## MATERIAL PROVIDED

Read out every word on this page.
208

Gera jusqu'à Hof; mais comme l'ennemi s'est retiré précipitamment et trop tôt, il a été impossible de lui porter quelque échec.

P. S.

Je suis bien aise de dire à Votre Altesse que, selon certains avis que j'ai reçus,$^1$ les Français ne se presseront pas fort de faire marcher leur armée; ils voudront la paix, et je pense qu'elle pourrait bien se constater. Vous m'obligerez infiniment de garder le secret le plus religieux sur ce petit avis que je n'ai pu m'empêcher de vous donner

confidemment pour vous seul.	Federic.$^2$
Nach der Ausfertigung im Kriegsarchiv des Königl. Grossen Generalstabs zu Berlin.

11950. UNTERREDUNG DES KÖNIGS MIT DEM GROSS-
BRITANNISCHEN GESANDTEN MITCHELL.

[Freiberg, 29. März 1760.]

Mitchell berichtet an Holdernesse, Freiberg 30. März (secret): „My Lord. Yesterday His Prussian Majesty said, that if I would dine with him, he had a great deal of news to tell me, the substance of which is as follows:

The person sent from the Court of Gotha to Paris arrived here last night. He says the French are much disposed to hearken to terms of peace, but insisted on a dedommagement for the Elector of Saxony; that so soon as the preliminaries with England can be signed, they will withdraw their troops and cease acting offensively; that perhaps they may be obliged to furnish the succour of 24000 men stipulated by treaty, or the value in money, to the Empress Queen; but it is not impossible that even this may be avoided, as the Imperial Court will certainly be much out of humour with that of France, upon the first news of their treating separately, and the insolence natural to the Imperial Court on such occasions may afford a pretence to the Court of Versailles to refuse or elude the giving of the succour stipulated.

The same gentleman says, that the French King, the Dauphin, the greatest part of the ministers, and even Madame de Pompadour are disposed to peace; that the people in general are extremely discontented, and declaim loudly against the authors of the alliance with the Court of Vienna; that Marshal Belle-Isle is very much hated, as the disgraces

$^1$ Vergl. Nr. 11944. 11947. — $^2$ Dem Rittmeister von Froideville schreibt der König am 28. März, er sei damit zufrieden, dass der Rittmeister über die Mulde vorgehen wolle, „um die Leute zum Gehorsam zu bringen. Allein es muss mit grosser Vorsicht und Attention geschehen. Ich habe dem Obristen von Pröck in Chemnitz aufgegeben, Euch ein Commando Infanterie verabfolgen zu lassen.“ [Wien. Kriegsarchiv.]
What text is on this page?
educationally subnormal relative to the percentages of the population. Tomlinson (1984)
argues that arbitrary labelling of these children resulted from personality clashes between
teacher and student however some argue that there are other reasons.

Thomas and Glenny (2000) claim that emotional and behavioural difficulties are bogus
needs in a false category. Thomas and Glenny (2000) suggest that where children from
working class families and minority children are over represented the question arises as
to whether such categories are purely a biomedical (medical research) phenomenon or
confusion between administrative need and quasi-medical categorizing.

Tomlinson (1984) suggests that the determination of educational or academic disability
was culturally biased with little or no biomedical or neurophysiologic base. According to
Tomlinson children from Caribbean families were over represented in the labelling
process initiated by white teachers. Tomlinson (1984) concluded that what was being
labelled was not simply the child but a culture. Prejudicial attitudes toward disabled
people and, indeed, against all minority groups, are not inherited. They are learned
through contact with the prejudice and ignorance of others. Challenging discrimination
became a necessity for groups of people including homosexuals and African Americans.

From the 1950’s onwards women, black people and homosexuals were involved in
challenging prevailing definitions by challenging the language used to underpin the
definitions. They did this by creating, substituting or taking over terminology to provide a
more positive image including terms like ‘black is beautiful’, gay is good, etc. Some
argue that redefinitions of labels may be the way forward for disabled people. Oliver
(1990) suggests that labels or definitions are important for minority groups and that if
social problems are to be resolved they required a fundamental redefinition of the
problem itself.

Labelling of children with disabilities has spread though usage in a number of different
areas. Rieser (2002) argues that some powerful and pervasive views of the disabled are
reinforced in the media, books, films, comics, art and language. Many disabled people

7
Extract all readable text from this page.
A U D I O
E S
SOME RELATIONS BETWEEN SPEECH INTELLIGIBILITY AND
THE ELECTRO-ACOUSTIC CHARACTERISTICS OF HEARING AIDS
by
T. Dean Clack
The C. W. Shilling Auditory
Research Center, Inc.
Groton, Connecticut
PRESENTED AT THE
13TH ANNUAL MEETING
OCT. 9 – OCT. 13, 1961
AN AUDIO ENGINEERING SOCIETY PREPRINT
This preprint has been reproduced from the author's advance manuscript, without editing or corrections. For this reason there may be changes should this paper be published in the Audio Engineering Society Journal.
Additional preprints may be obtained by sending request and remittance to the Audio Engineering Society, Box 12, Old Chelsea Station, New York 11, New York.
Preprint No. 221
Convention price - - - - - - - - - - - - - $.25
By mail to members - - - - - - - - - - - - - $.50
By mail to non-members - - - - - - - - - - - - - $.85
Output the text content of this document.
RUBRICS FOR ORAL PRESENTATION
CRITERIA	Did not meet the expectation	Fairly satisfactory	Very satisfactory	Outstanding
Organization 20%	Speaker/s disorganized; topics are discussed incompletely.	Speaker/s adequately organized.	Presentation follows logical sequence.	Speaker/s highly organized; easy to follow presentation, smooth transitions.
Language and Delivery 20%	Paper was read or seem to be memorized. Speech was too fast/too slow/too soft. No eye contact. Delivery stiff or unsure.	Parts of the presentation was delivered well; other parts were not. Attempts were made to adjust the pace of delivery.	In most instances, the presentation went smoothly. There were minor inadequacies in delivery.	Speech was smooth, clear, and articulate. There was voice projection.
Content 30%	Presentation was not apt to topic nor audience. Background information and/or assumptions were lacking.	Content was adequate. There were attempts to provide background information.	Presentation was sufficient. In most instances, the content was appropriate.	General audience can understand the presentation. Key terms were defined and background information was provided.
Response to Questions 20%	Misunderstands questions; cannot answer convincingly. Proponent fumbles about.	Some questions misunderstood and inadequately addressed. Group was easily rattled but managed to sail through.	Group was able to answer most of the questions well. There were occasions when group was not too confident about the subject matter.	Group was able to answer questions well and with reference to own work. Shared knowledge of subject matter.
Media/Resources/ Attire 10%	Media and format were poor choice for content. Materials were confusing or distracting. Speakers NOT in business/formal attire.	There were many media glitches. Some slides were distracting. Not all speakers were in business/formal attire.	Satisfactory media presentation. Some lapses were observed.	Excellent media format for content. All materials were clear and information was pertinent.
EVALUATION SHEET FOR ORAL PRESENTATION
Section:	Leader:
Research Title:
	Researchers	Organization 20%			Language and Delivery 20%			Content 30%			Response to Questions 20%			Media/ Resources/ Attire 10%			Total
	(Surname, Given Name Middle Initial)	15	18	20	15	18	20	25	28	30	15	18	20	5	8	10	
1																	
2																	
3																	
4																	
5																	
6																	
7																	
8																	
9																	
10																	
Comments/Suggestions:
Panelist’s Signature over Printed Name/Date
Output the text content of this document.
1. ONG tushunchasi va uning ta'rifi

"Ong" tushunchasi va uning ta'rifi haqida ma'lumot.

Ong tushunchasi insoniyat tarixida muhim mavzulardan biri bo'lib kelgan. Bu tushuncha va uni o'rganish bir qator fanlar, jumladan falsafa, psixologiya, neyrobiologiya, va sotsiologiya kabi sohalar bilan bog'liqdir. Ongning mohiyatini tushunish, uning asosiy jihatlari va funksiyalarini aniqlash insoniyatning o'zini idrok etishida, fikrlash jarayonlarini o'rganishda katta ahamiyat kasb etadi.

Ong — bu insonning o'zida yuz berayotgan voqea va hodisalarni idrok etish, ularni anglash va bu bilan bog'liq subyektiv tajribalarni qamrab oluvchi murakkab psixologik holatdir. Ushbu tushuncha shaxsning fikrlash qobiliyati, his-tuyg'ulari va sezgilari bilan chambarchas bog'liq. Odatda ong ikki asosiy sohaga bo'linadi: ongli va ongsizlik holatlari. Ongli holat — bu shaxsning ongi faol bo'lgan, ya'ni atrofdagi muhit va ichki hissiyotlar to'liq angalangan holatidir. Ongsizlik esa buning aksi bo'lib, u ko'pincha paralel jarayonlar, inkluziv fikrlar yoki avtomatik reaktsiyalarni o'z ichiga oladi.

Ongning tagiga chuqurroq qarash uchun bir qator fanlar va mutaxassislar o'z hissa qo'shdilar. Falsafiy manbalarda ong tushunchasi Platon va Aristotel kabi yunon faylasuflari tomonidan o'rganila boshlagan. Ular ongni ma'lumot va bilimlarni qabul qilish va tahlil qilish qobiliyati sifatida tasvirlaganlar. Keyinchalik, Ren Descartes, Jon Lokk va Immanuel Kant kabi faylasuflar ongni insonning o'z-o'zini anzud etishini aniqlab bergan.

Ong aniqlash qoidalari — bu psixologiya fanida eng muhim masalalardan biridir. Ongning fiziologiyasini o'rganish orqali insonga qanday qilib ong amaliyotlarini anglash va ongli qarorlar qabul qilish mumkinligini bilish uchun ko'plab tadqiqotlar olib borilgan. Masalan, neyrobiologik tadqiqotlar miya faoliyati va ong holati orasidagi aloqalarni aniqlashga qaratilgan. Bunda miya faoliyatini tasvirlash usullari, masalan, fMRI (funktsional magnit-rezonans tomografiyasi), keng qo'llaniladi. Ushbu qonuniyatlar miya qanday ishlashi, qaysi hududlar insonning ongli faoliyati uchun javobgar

## WHAT IS NEEDED
Extract every line above containing the word "ongli".

## ANSWER
Ong — bu insonning o'zida yuz berayotgan voqea va hodisalarni idrok etish, ularni anglash va bu bilan bog'liq subyektiv tajribalarni qamrab oluvchi murakkab psixologik holatdir. Ushbu tushuncha shaxsning fikrlash qobiliyati, his-tuyg'ulari va sezgilari bilan chambarchas bog'liq. Odatda ong ikki asosiy sohaga bo'linadi: ongli va ongsizlik holatlari. Ongli holat — bu shaxsning ongi faol bo'lgan, ya'ni atrofdagi muhit va ichki hissiyotlar to'liq angalangan holatidir. Ongsizlik esa buning aksi bo'lib, u ko'pincha paralel jarayonlar, inkluziv fikrlar yoki avtomatik reaktsiyalarni o'z ichiga oladi.
Ong aniqlash qoidalari — bu psixologiya fanida eng muhim masalalardan biridir. Ongning fiziologiyasini o'rganish orqali insonga qanday qilib ong amaliyotlarini anglash va ongli qarorlar qabul qilish mumkinligini bilish uchun ko'plab tadqiqotlar olib borilgan. Masalan, neyrobiologik tadqiqotlar miya faoliyati va ong holati orasidagi aloqalarni aniqlashga qaratilgan. Bunda miya faoliyatini tasvirlash usullari, masalan, fMRI (funktsional magnit-rezonans tomografiyasi), keng qo'llaniladi. Ushbu qonuniyatlar miya qanday ishlashi, qaysi hududlar insonning ongli faoliyati uchun javobgar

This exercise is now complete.